Stored rows:
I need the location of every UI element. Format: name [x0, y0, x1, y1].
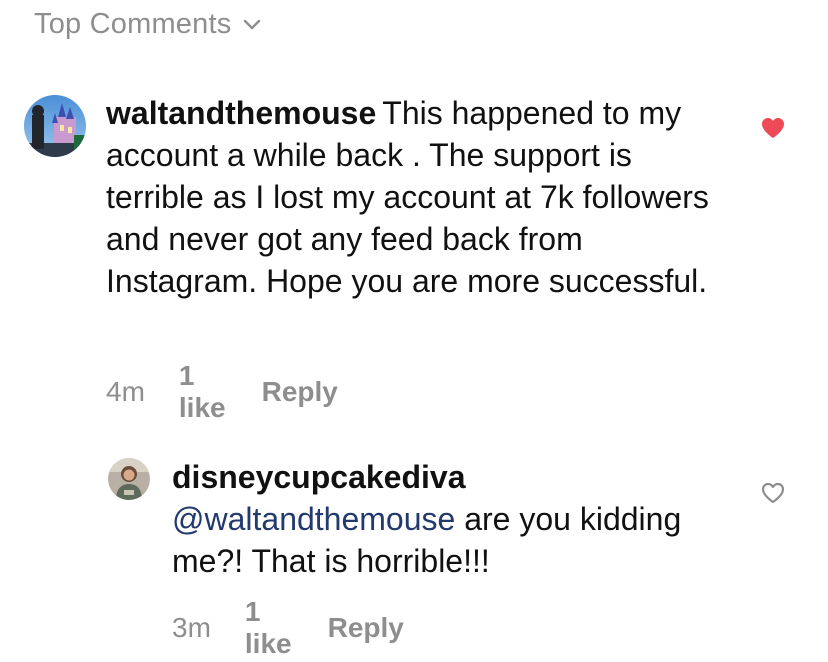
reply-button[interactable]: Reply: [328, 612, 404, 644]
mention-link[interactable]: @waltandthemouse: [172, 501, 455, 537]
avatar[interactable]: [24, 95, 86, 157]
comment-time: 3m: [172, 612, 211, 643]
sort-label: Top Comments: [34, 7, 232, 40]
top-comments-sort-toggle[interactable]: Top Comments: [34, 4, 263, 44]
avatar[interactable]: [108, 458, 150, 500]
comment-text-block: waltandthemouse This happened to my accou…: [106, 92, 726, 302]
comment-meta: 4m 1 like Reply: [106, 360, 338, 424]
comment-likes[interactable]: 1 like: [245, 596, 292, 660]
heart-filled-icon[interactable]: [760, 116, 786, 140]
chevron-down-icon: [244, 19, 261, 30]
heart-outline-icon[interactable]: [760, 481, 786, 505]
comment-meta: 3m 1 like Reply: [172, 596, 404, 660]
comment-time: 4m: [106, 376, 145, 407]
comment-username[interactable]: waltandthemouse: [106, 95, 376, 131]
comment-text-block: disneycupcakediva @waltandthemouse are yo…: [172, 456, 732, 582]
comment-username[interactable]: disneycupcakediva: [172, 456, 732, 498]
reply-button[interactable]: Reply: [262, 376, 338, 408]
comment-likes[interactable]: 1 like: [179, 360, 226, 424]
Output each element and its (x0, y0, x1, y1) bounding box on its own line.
---
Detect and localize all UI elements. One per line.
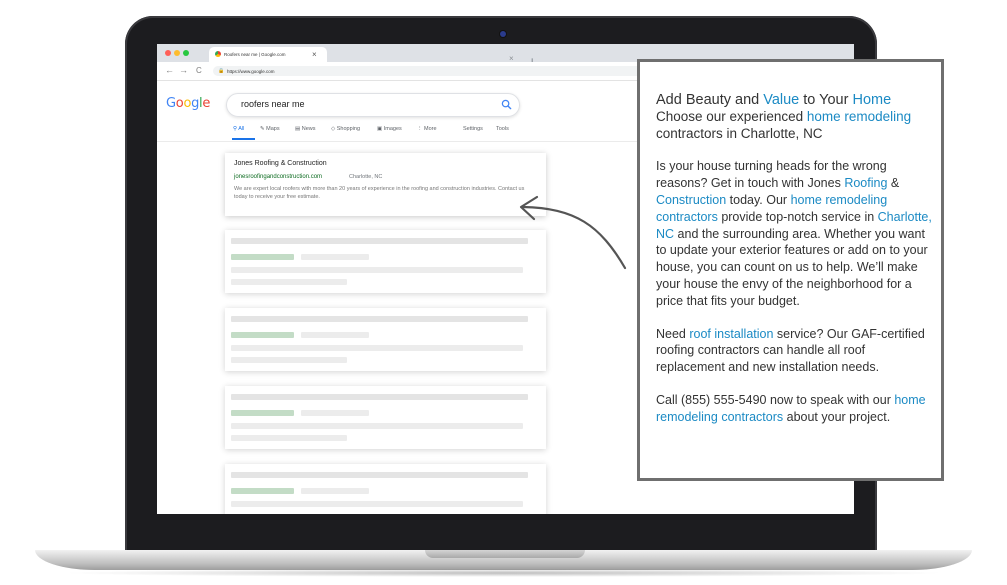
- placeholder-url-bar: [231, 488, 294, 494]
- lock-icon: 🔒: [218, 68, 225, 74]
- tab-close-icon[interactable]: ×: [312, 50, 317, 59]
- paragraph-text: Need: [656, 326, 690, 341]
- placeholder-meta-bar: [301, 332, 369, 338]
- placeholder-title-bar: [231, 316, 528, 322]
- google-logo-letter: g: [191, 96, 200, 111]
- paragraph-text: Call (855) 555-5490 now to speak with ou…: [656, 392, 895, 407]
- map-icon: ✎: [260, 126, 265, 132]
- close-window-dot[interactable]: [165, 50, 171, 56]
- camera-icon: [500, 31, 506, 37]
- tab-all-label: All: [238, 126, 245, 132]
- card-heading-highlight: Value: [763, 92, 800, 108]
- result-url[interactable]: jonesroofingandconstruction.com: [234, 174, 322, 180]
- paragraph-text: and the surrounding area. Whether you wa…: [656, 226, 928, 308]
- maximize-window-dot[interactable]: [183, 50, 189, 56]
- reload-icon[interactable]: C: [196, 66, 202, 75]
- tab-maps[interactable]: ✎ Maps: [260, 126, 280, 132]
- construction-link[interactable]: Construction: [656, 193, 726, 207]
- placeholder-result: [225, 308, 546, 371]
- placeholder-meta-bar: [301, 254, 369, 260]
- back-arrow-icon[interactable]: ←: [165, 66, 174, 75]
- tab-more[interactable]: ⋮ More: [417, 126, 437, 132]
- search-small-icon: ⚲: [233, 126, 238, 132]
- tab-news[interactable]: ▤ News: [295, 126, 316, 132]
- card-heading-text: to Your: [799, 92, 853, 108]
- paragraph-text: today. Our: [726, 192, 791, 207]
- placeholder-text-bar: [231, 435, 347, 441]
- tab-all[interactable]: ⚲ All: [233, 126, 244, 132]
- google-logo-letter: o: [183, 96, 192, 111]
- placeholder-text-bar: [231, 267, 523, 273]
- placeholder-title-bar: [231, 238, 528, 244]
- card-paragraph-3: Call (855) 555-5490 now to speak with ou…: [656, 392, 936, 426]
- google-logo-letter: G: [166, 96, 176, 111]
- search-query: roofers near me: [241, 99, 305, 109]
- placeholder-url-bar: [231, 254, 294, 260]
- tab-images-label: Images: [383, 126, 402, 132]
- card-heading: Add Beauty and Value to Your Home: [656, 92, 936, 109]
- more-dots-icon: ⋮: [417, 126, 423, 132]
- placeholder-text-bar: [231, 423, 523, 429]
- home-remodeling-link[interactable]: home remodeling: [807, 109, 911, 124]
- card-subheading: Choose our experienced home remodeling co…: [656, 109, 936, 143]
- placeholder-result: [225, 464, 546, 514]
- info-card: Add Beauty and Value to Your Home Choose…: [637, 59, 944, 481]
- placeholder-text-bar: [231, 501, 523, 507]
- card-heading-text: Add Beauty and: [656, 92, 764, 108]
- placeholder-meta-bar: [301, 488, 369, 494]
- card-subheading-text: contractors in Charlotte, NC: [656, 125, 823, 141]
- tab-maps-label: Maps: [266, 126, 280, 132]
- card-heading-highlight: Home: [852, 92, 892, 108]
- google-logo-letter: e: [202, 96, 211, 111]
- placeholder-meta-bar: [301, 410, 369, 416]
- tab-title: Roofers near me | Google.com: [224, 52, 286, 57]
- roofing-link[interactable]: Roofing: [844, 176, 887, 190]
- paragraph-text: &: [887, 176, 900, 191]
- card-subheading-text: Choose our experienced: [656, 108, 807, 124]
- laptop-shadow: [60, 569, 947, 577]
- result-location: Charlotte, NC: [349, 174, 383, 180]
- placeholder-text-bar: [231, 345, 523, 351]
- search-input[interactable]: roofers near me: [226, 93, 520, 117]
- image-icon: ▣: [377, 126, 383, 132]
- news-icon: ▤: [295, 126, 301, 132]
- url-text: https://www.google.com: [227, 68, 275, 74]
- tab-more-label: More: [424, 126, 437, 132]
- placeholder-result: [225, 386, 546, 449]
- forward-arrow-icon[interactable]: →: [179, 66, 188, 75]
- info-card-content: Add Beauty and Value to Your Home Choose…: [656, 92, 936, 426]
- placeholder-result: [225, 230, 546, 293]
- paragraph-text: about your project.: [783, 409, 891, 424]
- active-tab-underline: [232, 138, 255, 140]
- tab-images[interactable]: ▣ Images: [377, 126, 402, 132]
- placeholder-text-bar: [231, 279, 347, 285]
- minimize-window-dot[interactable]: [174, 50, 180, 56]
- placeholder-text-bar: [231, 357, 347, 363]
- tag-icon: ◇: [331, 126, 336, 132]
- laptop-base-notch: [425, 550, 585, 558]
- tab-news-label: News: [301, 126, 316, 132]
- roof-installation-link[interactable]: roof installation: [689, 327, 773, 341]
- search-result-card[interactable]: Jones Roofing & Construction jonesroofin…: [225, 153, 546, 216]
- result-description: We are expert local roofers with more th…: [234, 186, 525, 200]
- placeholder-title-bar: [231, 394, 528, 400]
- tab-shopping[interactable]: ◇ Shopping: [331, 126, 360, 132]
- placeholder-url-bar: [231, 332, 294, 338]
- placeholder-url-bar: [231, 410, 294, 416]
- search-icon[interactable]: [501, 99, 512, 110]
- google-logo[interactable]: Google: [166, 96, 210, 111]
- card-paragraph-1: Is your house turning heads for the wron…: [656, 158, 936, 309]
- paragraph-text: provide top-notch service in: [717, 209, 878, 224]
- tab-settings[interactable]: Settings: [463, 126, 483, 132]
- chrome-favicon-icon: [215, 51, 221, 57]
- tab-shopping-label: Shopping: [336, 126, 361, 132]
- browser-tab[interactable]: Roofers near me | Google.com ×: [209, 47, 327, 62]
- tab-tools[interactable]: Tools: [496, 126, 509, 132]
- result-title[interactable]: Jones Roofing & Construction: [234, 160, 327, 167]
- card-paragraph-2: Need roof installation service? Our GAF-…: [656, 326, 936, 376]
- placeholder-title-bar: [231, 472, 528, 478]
---
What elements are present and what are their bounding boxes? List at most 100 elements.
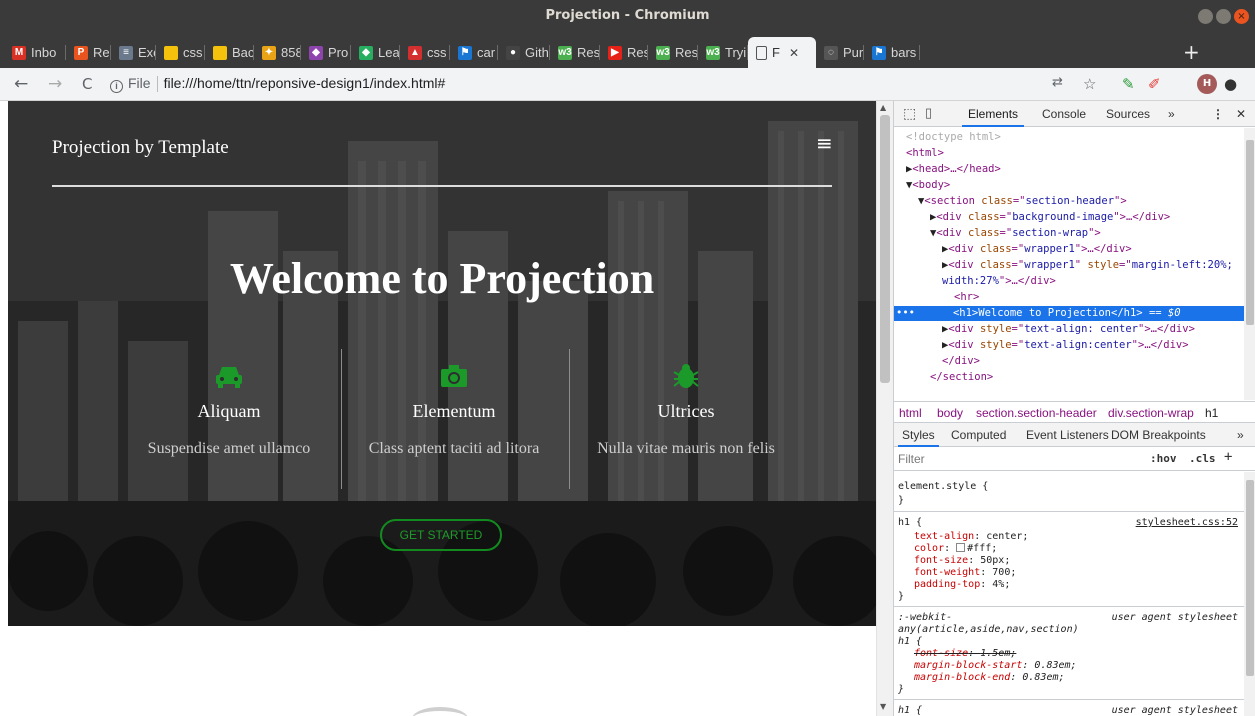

Written exercise:
Show each line above that contains the string "Call", copying the whole line.

Answer in full:
- paragraph-text: Call (855) 555-5490 now to speak with ou…: [656, 392, 895, 407]
- card-paragraph-3: Call (855) 555-5490 now to speak with ou…: [656, 392, 936, 426]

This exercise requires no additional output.